Records from a data source:
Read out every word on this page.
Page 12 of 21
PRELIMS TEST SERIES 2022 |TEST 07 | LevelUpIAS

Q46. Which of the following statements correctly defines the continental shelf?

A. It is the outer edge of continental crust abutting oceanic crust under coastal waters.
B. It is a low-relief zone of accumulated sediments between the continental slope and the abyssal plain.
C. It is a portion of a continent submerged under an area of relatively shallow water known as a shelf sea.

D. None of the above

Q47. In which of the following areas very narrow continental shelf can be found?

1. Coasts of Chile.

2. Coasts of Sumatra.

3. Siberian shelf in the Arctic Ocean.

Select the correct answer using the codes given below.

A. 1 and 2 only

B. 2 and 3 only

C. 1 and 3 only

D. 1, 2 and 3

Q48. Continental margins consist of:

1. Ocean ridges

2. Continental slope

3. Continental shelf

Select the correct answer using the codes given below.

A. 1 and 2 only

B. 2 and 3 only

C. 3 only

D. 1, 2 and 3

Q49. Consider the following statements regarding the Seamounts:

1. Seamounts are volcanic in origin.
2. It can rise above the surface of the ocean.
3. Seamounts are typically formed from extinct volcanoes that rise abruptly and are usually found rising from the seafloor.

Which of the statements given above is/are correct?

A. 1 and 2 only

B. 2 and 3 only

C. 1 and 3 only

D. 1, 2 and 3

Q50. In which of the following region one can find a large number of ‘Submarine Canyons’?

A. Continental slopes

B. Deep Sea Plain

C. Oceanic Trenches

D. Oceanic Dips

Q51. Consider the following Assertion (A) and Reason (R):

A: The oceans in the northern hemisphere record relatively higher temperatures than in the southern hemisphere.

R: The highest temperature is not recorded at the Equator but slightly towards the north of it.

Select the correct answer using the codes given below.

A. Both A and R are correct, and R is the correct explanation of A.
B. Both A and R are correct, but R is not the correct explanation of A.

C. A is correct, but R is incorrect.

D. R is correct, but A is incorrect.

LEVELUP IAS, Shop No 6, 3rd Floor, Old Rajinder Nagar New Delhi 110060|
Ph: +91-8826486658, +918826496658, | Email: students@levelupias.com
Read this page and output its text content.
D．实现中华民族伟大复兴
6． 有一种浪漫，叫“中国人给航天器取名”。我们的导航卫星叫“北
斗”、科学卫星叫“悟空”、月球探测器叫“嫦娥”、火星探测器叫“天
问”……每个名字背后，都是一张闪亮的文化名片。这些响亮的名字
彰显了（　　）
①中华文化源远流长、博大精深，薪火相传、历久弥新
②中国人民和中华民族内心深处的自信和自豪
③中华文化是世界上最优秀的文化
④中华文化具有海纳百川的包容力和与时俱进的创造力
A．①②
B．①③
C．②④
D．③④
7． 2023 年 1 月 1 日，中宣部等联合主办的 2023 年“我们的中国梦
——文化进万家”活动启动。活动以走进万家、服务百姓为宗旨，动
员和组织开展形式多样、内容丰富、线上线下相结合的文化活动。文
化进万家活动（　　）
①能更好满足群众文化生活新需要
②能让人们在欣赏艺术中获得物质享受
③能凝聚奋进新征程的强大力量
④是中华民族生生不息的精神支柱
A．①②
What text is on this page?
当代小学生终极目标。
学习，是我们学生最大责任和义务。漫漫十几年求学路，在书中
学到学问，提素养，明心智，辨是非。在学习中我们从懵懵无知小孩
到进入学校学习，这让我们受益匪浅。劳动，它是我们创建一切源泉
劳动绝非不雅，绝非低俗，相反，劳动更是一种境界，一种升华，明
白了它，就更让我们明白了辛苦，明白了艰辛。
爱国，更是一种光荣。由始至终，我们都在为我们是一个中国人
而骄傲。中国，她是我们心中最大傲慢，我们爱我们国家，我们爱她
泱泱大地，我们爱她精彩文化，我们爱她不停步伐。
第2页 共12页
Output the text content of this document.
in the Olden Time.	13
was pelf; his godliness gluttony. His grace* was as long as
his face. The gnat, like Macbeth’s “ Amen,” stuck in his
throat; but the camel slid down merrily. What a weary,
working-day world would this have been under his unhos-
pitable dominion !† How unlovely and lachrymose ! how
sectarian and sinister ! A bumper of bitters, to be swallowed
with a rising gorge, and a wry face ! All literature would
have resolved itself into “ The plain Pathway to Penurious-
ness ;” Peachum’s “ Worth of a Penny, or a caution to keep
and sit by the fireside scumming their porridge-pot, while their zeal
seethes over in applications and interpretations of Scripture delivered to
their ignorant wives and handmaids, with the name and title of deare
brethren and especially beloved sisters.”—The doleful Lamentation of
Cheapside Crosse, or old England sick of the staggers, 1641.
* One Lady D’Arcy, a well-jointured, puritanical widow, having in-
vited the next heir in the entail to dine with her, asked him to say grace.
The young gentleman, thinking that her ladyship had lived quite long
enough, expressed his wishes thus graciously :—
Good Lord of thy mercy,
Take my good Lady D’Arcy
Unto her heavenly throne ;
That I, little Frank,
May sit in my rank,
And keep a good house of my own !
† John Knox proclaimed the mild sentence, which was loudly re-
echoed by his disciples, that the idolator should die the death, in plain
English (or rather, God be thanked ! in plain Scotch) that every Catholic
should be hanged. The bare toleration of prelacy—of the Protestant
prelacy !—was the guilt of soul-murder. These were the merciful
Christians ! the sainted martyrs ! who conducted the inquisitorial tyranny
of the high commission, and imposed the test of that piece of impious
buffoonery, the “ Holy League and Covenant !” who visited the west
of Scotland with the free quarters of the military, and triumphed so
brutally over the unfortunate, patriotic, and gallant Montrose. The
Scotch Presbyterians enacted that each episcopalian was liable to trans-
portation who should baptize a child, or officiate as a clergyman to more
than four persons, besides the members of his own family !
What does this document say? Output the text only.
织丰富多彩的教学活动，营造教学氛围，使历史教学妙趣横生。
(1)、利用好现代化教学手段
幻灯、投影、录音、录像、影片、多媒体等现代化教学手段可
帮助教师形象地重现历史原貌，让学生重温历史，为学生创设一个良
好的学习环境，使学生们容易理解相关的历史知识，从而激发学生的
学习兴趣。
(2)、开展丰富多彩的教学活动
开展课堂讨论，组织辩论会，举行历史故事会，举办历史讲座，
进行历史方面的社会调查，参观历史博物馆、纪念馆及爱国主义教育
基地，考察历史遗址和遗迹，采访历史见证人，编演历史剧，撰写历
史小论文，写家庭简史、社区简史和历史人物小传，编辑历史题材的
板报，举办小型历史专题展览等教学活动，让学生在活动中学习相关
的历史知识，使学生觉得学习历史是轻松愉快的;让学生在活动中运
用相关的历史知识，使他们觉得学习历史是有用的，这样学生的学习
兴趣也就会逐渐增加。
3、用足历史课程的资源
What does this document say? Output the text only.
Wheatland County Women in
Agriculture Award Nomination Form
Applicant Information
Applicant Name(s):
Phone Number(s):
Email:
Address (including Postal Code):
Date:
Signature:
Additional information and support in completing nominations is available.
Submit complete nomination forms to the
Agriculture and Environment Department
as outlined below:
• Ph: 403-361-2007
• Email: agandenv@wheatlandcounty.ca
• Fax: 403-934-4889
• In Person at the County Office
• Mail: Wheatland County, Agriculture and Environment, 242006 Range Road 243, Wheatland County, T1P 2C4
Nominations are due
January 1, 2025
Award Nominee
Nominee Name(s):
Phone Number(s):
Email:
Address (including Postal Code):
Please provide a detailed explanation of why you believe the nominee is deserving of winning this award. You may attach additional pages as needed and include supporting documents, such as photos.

#### [STATED EXERCISE]
Review the preceding data and report every line that includes the string "statements".

#### [TASK RESPONSE]
Q46. Which of the following statements correctly defines the continental shelf?
Q49. Consider the following statements regarding the Seamounts:
Which of the statements given above is/are correct?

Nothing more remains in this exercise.